[Your objective]:
Pull each line holding the word "olması" from the data.

Dataset items:
================================

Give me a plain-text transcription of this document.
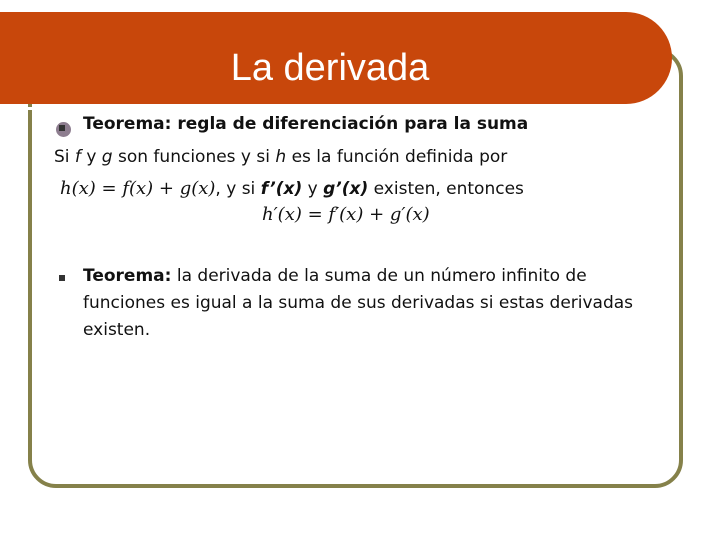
La derivada
Teorema: regla de diferenciación para la suma
Si f y g son funciones y si h es la función definida por
h(x) = f(x) + g(x), y si f’(x) y g’(x) existen, entonces
h′(x) = f′(x) + g′(x)
Teorema: la derivada de la suma de un número infinito de
funciones es igual a la suma de sus derivadas si estas derivadas
existen.
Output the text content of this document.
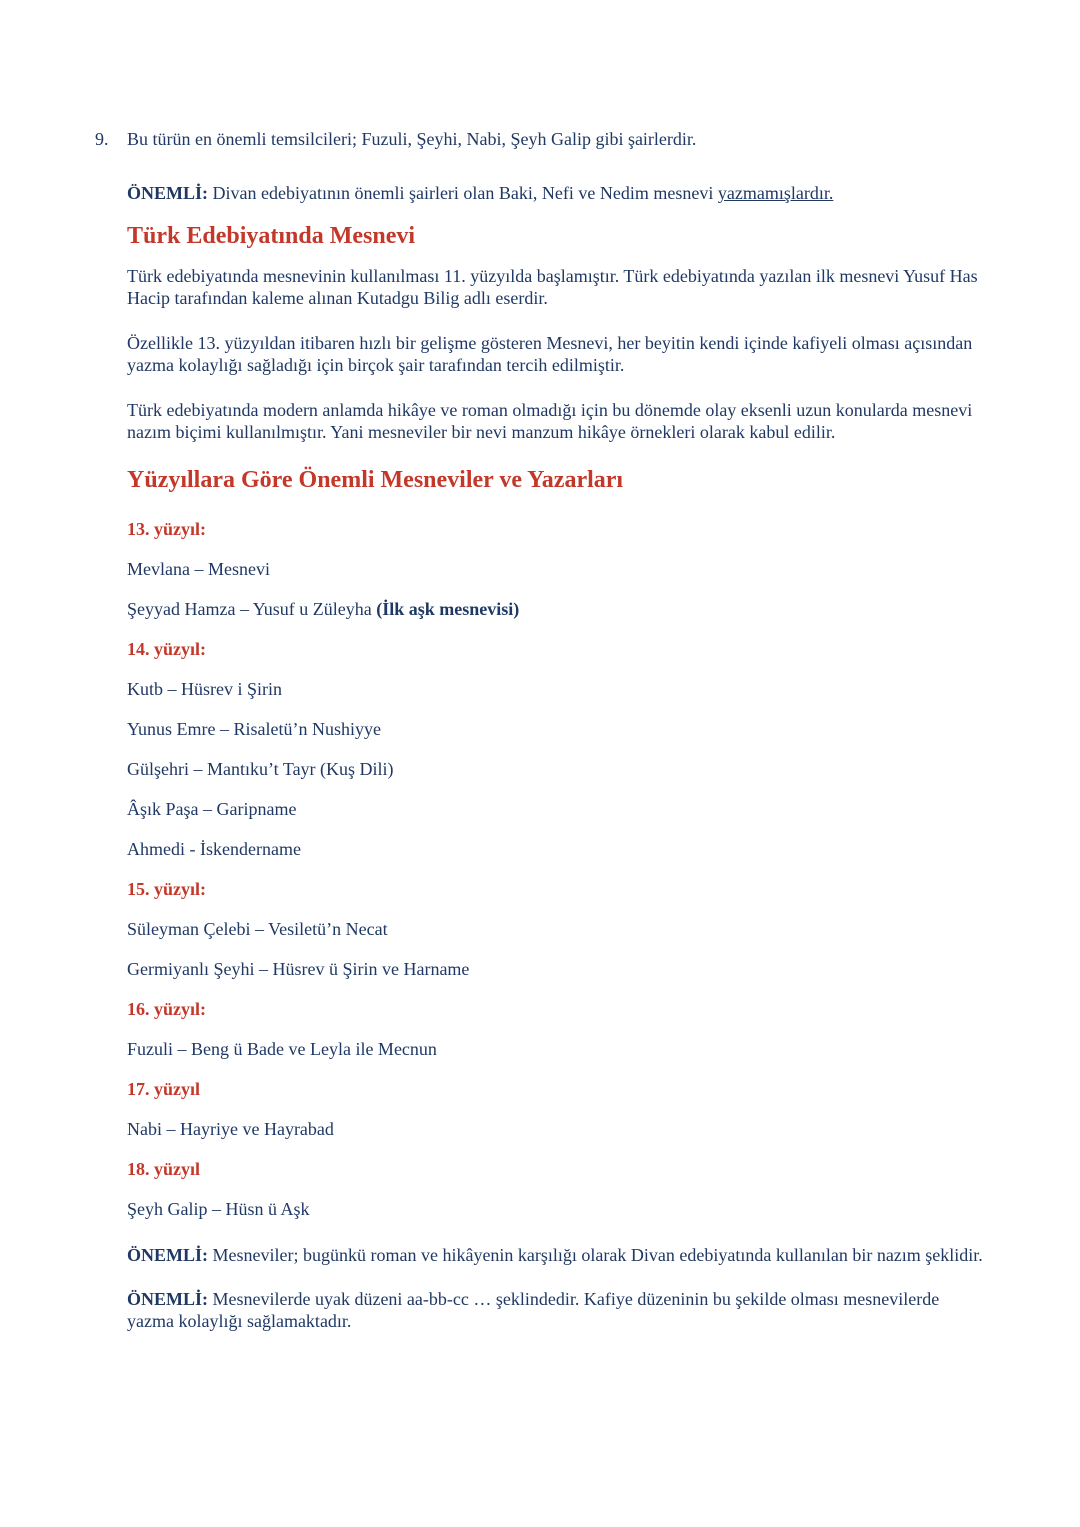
9.	Bu türün en önemli temsilcileri; Fuzuli, Şeyhi, Nabi, Şeyh Galip gibi şairlerdir.

ÖNEMLİ: Divan edebiyatının önemli şairleri olan Baki, Nefi ve Nedim mesnevi yazmamışlardır.

Türk Edebiyatında Mesnevi

Türk edebiyatında mesnevinin kullanılması 11. yüzyılda başlamıştır. Türk edebiyatında yazılan ilk mesnevi Yusuf Has Hacip tarafından kaleme alınan Kutadgu Bilig adlı eserdir.

Özellikle 13. yüzyıldan itibaren hızlı bir gelişme gösteren Mesnevi, her beyitin kendi içinde kafiyeli olması açısından yazma kolaylığı sağladığı için birçok şair tarafından tercih edilmiştir.

Türk edebiyatında modern anlamda hikâye ve roman olmadığı için bu dönemde olay eksenli uzun konularda mesnevi nazım biçimi kullanılmıştır. Yani mesneviler bir nevi manzum hikâye örnekleri olarak kabul edilir.

Yüzyıllara Göre Önemli Mesneviler ve Yazarları
13. yüzyıl:
Mevlana – Mesnevi
Şeyyad Hamza – Yusuf u Züleyha (İlk aşk mesnevisi)
14. yüzyıl:
Kutb – Hüsrev i Şirin
Yunus Emre – Risaletü’n Nushiyye
Gülşehri – Mantıku’t Tayr (Kuş Dili)
Âşık Paşa – Garipname
Ahmedi - İskendername
15. yüzyıl:
Süleyman Çelebi – Vesiletü’n Necat
Germiyanlı Şeyhi – Hüsrev ü Şirin ve Harname
16. yüzyıl:
Fuzuli – Beng ü Bade ve Leyla ile Mecnun
17. yüzyıl
Nabi – Hayriye ve Hayrabad
18. yüzyıl
Şeyh Galip – Hüsn ü Aşk

ÖNEMLİ: Mesneviler; bugünkü roman ve hikâyenin karşılığı olarak Divan edebiyatında kullanılan bir nazım şeklidir.

ÖNEMLİ: Mesnevilerde uyak düzeni aa-bb-cc … şeklindedir. Kafiye düzeninin bu şekilde olması mesnevilerde yazma kolaylığı sağlamaktadır.
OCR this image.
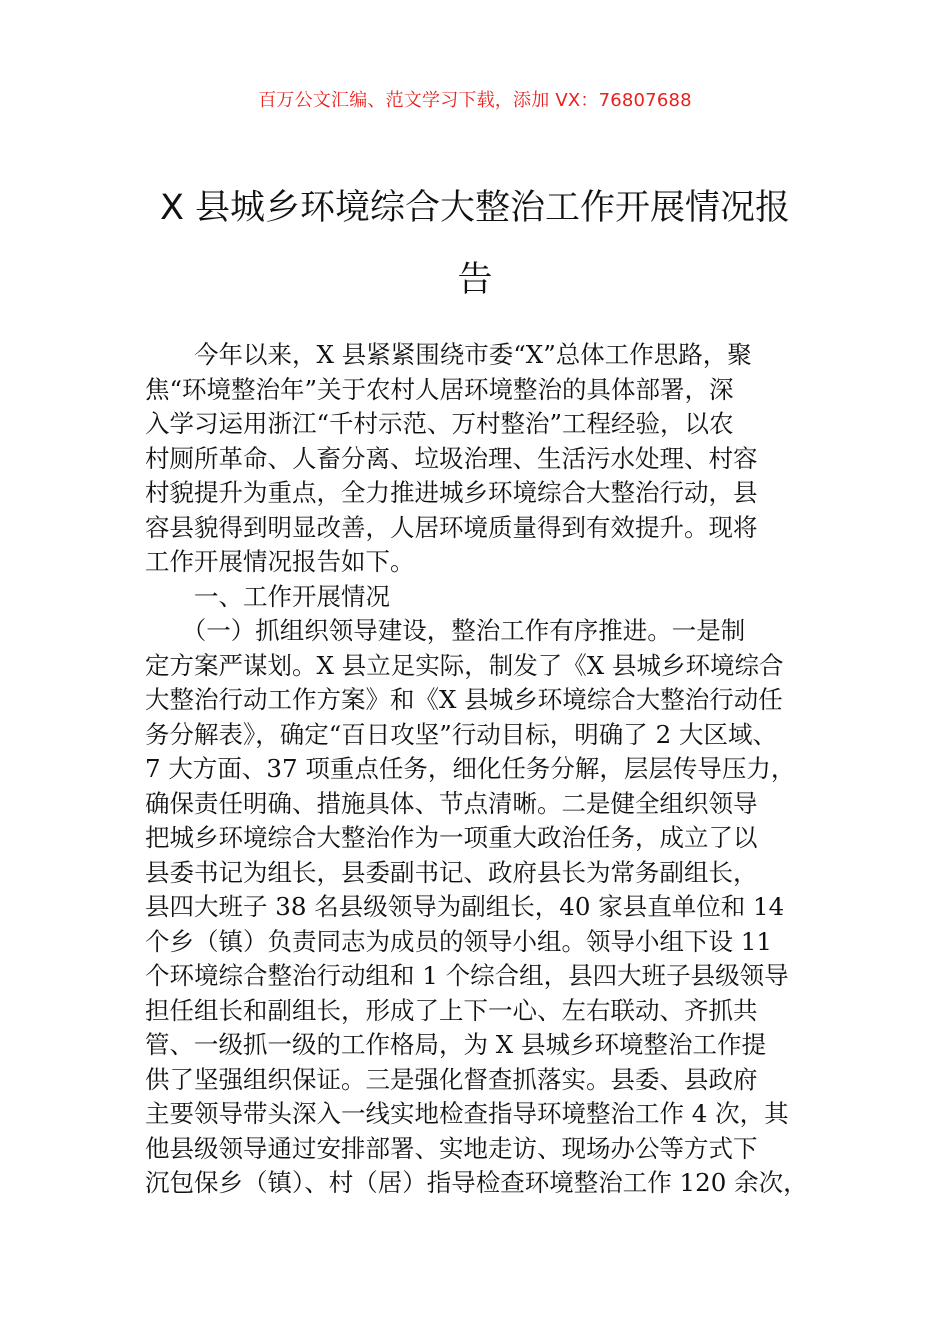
百万公文汇编、范文学习下载，添加 VX：76807688
X 县城乡环境综合大整治工作开展情况报
告
　　今年以来，X 县紧紧围绕市委“X”总体工作思路，聚
焦“环境整治年”关于农村人居环境整治的具体部署，深
入学习运用浙江“千村示范、万村整治”工程经验，以农
村厕所革命、人畜分离、垃圾治理、生活污水处理、村容
村貌提升为重点，全力推进城乡环境综合大整治行动，县
容县貌得到明显改善，人居环境质量得到有效提升。现将
工作开展情况报告如下。
　　一、工作开展情况
　　（一）抓组织领导建设，整治工作有序推进。一是制
定方案严谋划。X 县立足实际，制发了《X 县城乡环境综合
大整治行动工作方案》和《X 县城乡环境综合大整治行动任
务分解表》，确定“百日攻坚”行动目标，明确了 2 大区域、
7 大方面、37 项重点任务，细化任务分解，层层传导压力，
确保责任明确、措施具体、节点清晰。二是健全组织领导
把城乡环境综合大整治作为一项重大政治任务，成立了以
县委书记为组长，县委副书记、政府县长为常务副组长，
县四大班子 38 名县级领导为副组长，40 家县直单位和 14
个乡（镇）负责同志为成员的领导小组。领导小组下设 11
个环境综合整治行动组和 1 个综合组，县四大班子县级领导
担任组长和副组长，形成了上下一心、左右联动、齐抓共
管、一级抓一级的工作格局，为 X 县城乡环境整治工作提
供了坚强组织保证。三是强化督查抓落实。县委、县政府
主要领导带头深入一线实地检查指导环境整治工作 4 次，其
他县级领导通过安排部署、实地走访、现场办公等方式下
沉包保乡（镇）、村（居）指导检查环境整治工作 120 余次，
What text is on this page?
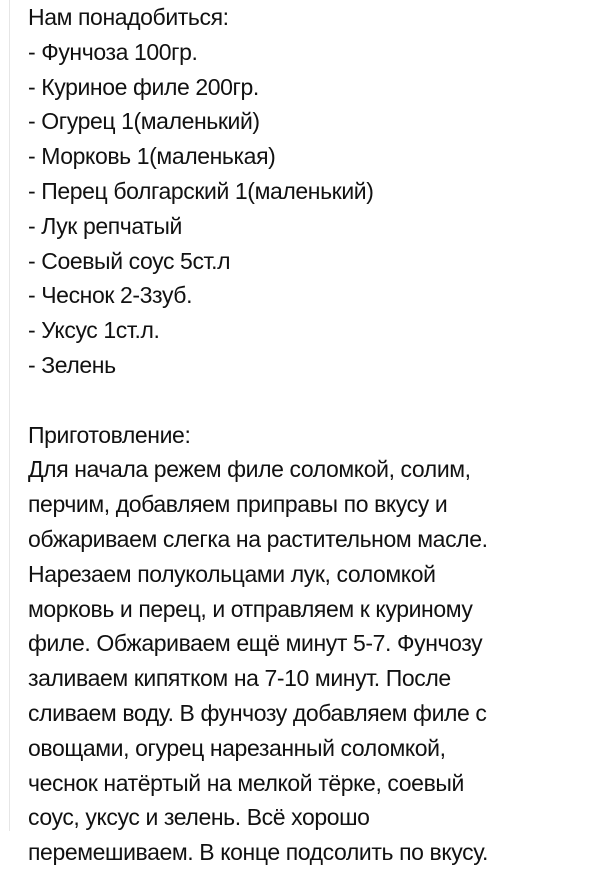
Нам понадобиться:
- Фунчоза 100гр.
- Куриное филе 200гр.
- Огурец 1(маленький)
- Морковь 1(маленькая)
- Перец болгарский 1(маленький)
- Лук репчатый
- Соевый соус 5ст.л
- Чеснок 2-3зуб.
- Уксус 1ст.л.
- Зелень
Приготовление:
Для начала режем филе соломкой, солим,
перчим, добавляем приправы по вкусу и
обжариваем слегка на растительном масле.
Нарезаем полукольцами лук, соломкой
морковь и перец, и отправляем к куриному
филе. Обжариваем ещё минут 5-7. Фунчозу
заливаем кипятком на 7-10 минут. После
сливаем воду. В фунчозу добавляем филе с
овощами, огурец нарезанный соломкой,
чеснок натёртый на мелкой тёрке, соевый
соус, уксус и зелень. Всё хорошо
перемешиваем. В конце подсолить по вкусу.
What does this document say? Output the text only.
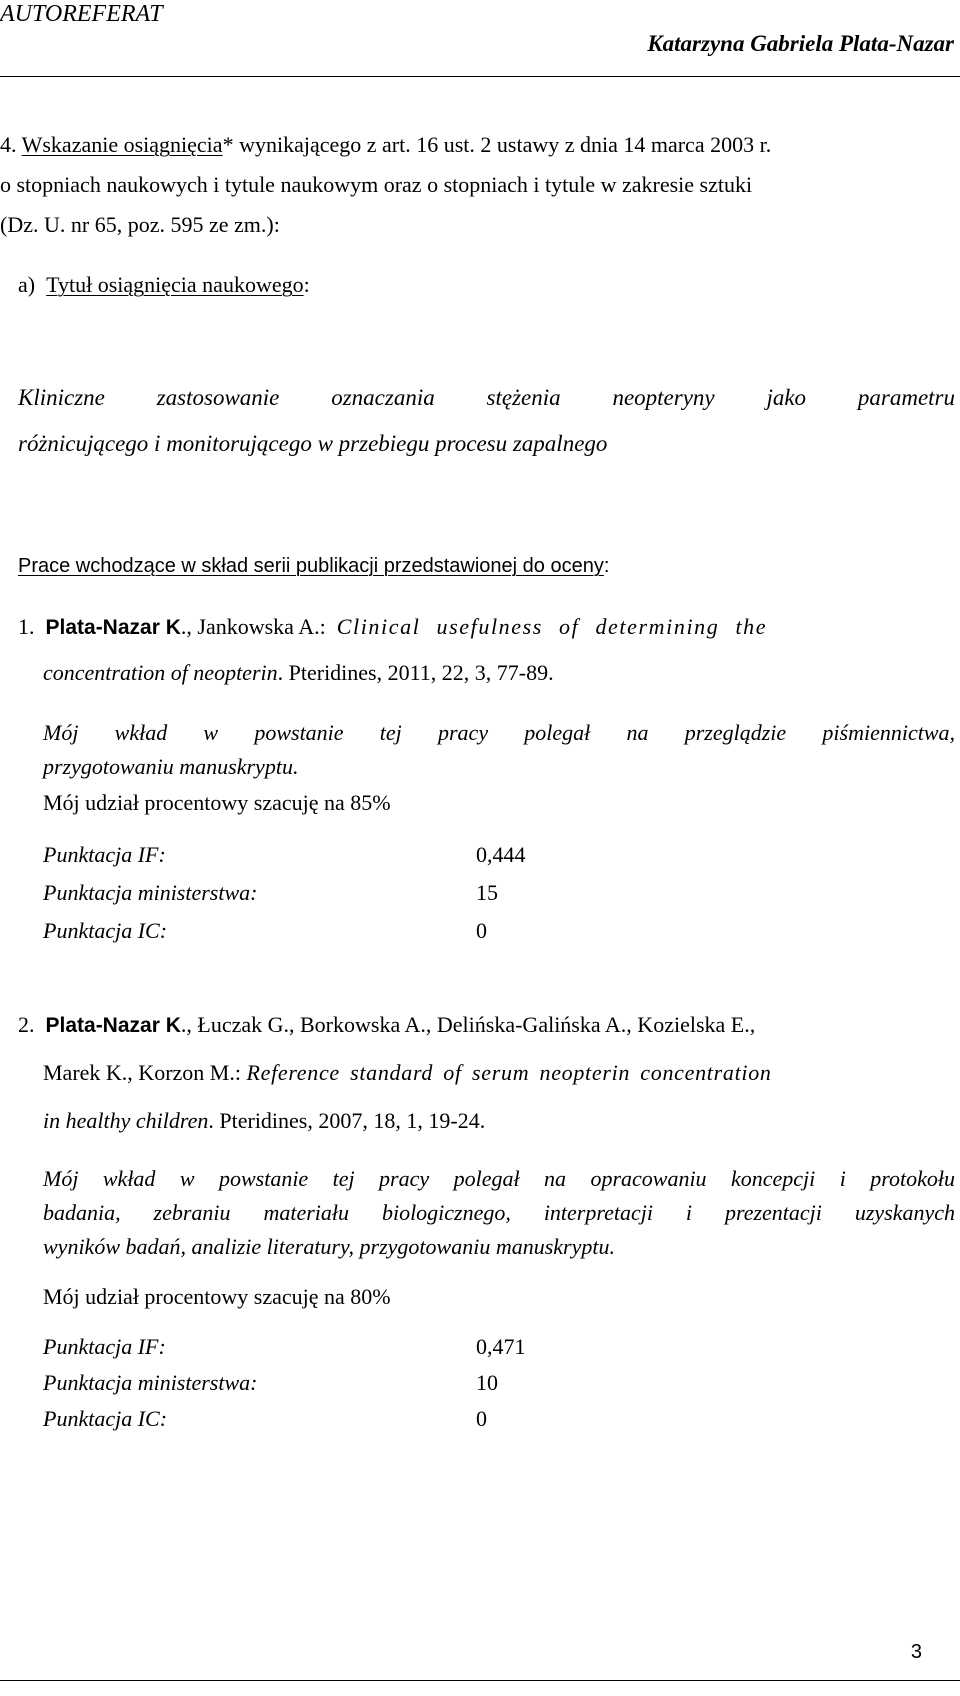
AUTOREFERAT
Katarzyna Gabriela Plata-Nazar
4. Wskazanie osiągnięcia* wynikającego z art. 16 ust. 2 ustawy z dnia 14 marca 2003 r.
o stopniach naukowych i tytule naukowym oraz o stopniach i tytule w zakresie sztuki
(Dz. U. nr 65, poz. 595 ze zm.):
a) Tytuł osiągnięcia naukowego:
Kliniczne zastosowanie oznaczania stężenia neopteryny jako parametru
różnicującego i monitorującego w przebiegu procesu zapalnego
Prace wchodzące w skład serii publikacji przedstawionej do oceny:
1. Plata-Nazar K., Jankowska A.:  Clinical usefulness of determining the
concentration of neopterin. Pteridines, 2011, 22, 3, 77-89.
Mój wkład w powstanie tej pracy polegał na przeglądzie piśmiennictwa,
przygotowaniu manuskryptu.
Mój udział procentowy szacuję na 85%
Punktacja IF:	0,444
Punktacja ministerstwa:	15
Punktacja IC:	0
2. Plata-Nazar K., Łuczak G., Borkowska A., Delińska-Galińska A., Kozielska E.,
Marek K., Korzon M.: Reference standard of serum neopterin concentration
in healthy children. Pteridines, 2007, 18, 1, 19-24.
Mój wkład w powstanie tej pracy polegał na opracowaniu koncepcji i protokołu
badania, zebraniu materiału biologicznego, interpretacji i prezentacji uzyskanych
wyników badań, analizie literatury, przygotowaniu manuskryptu.
Mój udział procentowy szacuję na 80%
Punktacja IF:	0,471
Punktacja ministerstwa:	10
Punktacja IC:	0
3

================================

[Exercise output]:
Özellikle 13. yüzyıldan itibaren hızlı bir gelişme gösteren Mesnevi, her beyitin kendi içinde kafiyeli olması açısından yazma kolaylığı sağladığı için birçok şair tarafından tercih edilmiştir.
ÖNEMLİ: Mesnevilerde uyak düzeni aa-bb-cc … şeklindedir. Kafiye düzeninin bu şekilde olması mesnevilerde yazma kolaylığı sağlamaktadır.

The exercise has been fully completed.